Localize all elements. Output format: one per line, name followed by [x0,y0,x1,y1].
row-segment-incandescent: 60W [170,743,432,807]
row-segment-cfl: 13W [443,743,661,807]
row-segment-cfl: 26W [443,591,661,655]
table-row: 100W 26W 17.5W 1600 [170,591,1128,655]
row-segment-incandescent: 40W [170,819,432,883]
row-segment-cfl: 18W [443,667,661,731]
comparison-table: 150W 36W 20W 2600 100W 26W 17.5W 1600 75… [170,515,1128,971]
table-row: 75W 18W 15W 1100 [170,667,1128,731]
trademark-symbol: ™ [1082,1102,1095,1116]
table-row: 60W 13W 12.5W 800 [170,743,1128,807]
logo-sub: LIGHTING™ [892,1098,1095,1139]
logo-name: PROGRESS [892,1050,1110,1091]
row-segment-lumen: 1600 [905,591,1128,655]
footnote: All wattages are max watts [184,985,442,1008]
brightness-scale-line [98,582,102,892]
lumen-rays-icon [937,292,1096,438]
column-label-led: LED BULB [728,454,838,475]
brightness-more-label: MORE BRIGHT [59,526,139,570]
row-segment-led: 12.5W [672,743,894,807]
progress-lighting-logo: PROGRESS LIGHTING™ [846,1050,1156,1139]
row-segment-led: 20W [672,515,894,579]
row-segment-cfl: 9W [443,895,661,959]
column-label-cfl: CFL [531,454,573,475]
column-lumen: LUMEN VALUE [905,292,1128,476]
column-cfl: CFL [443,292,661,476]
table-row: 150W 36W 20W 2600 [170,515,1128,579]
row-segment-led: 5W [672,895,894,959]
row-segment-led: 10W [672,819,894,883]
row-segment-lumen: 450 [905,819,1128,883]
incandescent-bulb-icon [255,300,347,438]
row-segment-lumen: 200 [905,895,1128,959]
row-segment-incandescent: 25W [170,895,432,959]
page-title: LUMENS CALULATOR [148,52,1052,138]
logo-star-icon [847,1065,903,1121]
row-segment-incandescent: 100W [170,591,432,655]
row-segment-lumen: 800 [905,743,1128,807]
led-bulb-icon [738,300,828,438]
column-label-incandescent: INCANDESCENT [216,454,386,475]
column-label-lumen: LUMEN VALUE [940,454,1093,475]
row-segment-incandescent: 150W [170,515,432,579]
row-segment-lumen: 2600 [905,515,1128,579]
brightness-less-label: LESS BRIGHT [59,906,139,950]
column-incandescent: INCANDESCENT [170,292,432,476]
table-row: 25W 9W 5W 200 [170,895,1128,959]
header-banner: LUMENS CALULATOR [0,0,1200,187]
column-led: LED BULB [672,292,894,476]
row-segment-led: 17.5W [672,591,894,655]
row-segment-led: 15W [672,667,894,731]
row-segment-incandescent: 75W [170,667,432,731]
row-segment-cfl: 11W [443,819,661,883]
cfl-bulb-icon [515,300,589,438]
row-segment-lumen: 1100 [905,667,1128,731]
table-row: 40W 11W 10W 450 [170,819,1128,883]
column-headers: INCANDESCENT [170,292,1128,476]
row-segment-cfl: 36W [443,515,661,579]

◆ **Your instructions**
Copy the rows above word for word, from the first row through the row that contains "led-bulb-icon [738,300,828,438]", including both.

◆ **Response to the task**
Localize all elements. Output format: one per line, name followed by [x0,y0,x1,y1].
row-segment-incandescent: 60W [170,743,432,807]
row-segment-cfl: 13W [443,743,661,807]
row-segment-cfl: 26W [443,591,661,655]
table-row: 100W 26W 17.5W 1600 [170,591,1128,655]
row-segment-incandescent: 40W [170,819,432,883]
row-segment-cfl: 18W [443,667,661,731]
comparison-table: 150W 36W 20W 2600 100W 26W 17.5W 1600 75… [170,515,1128,971]
table-row: 75W 18W 15W 1100 [170,667,1128,731]
trademark-symbol: ™ [1082,1102,1095,1116]
table-row: 60W 13W 12.5W 800 [170,743,1128,807]
logo-sub: LIGHTING™ [892,1098,1095,1139]
logo-name: PROGRESS [892,1050,1110,1091]
row-segment-lumen: 1600 [905,591,1128,655]
footnote: All wattages are max watts [184,985,442,1008]
brightness-scale-line [98,582,102,892]
lumen-rays-icon [937,292,1096,438]
column-label-led: LED BULB [728,454,838,475]
brightness-more-label: MORE BRIGHT [59,526,139,570]
row-segment-led: 12.5W [672,743,894,807]
progress-lighting-logo: PROGRESS LIGHTING™ [846,1050,1156,1139]
row-segment-led: 20W [672,515,894,579]
row-segment-cfl: 9W [443,895,661,959]
column-label-cfl: CFL [531,454,573,475]
column-lumen: LUMEN VALUE [905,292,1128,476]
column-cfl: CFL [443,292,661,476]
table-row: 150W 36W 20W 2600 [170,515,1128,579]
row-segment-led: 5W [672,895,894,959]
row-segment-led: 10W [672,819,894,883]
row-segment-lumen: 450 [905,819,1128,883]
incandescent-bulb-icon [255,300,347,438]
row-segment-lumen: 200 [905,895,1128,959]
row-segment-incandescent: 25W [170,895,432,959]
page-title: LUMENS CALULATOR [148,52,1052,138]
logo-star-icon [847,1065,903,1121]
row-segment-incandescent: 100W [170,591,432,655]
row-segment-lumen: 800 [905,743,1128,807]
led-bulb-icon [738,300,828,438]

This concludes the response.